◆ Task objective ◆
Give the number of lines that contain the string "извършването", please, and nothing else.
===== Dataset records
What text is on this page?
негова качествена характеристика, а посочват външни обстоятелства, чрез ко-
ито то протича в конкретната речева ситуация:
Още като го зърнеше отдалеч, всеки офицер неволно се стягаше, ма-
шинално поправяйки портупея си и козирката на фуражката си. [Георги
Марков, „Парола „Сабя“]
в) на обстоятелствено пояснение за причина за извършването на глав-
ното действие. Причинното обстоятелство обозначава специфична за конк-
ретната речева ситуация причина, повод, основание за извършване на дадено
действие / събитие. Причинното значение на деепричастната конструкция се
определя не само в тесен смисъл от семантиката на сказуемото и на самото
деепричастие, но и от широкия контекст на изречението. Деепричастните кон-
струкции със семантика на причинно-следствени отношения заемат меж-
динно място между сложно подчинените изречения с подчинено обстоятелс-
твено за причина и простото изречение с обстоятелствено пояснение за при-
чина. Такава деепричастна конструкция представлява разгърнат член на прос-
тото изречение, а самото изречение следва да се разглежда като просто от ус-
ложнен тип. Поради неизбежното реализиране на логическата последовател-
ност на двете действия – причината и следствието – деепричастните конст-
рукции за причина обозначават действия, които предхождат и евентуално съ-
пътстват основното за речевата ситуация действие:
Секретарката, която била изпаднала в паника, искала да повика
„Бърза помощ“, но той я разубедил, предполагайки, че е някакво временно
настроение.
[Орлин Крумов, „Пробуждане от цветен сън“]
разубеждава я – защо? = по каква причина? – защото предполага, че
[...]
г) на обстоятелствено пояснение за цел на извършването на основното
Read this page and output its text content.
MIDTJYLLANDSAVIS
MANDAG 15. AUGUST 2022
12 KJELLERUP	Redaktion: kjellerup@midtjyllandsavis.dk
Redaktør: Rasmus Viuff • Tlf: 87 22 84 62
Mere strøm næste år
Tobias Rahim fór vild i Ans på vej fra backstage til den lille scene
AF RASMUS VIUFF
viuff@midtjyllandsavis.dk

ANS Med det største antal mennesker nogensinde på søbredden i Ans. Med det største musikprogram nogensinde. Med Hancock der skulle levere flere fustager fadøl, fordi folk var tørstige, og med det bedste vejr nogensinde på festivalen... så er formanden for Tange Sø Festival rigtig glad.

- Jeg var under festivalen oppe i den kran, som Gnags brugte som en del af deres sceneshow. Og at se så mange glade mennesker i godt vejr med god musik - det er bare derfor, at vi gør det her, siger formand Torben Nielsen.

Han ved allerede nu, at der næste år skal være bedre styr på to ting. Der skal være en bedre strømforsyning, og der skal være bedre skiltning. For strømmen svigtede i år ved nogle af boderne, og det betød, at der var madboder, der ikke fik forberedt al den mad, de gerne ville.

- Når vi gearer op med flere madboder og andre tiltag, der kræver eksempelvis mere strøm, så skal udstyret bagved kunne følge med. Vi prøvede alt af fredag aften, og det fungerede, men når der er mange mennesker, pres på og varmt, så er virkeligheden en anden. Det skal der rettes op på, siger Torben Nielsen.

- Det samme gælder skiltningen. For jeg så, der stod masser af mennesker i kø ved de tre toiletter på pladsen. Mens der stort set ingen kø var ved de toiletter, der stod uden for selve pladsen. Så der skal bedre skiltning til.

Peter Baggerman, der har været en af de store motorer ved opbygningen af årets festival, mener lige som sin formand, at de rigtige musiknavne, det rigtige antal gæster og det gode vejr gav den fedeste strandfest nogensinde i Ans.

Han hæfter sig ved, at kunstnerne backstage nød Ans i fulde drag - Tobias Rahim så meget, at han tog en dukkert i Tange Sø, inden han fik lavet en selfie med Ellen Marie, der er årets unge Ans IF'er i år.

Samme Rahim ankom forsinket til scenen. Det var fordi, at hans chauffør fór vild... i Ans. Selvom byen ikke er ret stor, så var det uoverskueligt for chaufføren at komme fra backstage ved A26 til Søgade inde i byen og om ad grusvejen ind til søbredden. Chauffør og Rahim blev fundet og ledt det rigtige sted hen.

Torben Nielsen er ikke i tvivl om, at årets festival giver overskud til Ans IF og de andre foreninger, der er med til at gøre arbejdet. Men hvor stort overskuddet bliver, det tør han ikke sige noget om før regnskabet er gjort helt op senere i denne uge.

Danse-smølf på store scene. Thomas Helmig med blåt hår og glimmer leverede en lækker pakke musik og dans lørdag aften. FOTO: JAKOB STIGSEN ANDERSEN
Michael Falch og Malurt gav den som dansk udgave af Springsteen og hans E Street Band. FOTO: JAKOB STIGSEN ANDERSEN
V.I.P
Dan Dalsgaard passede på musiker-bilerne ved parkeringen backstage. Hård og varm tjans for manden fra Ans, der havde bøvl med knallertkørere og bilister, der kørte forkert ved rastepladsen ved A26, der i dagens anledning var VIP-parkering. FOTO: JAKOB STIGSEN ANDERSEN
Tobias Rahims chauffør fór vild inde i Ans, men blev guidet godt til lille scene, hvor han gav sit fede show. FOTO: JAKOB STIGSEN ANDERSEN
==========
◆ Solution to the problem ◆
2